Exercise goal: Among the lines below, count those with "Trading". Give only the number.

(Stored data)
┌──

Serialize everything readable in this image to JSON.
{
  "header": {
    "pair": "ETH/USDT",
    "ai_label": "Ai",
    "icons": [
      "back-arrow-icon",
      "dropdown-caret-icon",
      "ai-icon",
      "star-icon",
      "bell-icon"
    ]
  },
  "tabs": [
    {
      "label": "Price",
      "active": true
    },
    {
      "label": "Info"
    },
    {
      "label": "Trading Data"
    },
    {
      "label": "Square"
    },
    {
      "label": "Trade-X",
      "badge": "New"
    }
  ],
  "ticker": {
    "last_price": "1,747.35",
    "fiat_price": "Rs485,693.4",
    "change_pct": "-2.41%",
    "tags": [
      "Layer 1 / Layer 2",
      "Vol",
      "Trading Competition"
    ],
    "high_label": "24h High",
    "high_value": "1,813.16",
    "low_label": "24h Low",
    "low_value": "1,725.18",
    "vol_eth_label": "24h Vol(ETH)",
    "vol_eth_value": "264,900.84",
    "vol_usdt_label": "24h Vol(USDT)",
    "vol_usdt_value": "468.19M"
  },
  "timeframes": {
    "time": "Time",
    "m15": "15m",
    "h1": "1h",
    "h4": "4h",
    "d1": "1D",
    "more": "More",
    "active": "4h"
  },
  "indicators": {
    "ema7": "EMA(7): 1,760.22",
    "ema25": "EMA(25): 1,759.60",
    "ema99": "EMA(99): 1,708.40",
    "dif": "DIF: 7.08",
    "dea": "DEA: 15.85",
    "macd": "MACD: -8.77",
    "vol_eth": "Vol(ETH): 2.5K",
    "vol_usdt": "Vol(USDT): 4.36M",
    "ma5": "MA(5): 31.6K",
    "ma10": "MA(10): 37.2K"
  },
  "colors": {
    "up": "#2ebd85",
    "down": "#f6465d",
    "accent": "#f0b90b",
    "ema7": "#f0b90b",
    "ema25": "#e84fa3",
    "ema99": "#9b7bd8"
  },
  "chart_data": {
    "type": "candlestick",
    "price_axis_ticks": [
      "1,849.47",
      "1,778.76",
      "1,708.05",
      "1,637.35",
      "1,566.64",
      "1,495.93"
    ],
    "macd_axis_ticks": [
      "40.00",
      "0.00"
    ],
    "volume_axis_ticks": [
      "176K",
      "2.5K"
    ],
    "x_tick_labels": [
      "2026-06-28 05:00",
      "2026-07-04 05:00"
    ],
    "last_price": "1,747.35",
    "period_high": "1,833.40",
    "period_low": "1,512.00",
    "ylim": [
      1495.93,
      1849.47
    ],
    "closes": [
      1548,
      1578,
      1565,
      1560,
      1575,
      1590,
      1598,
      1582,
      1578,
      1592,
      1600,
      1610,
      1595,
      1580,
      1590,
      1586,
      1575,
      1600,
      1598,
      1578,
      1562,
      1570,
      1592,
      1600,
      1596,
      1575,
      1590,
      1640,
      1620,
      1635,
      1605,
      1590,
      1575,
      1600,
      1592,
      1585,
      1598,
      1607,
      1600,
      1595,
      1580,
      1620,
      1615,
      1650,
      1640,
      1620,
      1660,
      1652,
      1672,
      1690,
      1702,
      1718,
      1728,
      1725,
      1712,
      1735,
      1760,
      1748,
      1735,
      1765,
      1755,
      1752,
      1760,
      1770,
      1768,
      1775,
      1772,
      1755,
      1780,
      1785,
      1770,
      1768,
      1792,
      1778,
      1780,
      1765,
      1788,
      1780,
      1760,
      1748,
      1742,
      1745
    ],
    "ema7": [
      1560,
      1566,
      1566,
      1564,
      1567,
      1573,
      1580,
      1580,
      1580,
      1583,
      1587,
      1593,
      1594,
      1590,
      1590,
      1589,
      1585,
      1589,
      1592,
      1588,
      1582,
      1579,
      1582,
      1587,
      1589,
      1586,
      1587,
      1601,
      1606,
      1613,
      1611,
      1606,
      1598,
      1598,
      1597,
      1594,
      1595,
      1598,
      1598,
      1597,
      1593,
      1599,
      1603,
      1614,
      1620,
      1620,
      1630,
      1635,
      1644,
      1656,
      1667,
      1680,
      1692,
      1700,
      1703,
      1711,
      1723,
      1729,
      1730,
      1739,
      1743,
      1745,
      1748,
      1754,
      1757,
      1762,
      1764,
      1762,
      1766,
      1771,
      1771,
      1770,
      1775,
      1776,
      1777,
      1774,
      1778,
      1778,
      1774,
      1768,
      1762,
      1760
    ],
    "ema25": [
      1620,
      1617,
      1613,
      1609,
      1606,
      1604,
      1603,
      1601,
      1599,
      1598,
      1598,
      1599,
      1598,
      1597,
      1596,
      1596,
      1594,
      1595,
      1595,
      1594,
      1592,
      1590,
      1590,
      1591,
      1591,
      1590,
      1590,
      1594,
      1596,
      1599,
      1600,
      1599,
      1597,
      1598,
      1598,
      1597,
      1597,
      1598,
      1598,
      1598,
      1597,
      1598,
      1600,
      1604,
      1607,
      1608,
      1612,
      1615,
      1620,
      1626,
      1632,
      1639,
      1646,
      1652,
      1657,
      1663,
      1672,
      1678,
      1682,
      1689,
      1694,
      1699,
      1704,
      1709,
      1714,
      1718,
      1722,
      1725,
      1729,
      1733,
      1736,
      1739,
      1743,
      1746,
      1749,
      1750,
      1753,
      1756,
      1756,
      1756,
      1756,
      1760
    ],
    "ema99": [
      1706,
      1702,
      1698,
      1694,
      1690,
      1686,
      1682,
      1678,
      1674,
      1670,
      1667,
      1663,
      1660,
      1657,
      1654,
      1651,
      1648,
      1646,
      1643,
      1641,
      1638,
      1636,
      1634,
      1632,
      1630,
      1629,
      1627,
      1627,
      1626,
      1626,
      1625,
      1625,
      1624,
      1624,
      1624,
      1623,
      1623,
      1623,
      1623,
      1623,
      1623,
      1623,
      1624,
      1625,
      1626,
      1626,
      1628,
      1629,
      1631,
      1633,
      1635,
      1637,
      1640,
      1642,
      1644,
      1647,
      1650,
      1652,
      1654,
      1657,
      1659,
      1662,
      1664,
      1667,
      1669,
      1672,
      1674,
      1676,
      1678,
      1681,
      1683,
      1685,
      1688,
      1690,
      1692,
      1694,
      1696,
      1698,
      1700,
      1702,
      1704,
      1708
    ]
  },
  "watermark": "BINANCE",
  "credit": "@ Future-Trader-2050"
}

└──

Worked answer: 2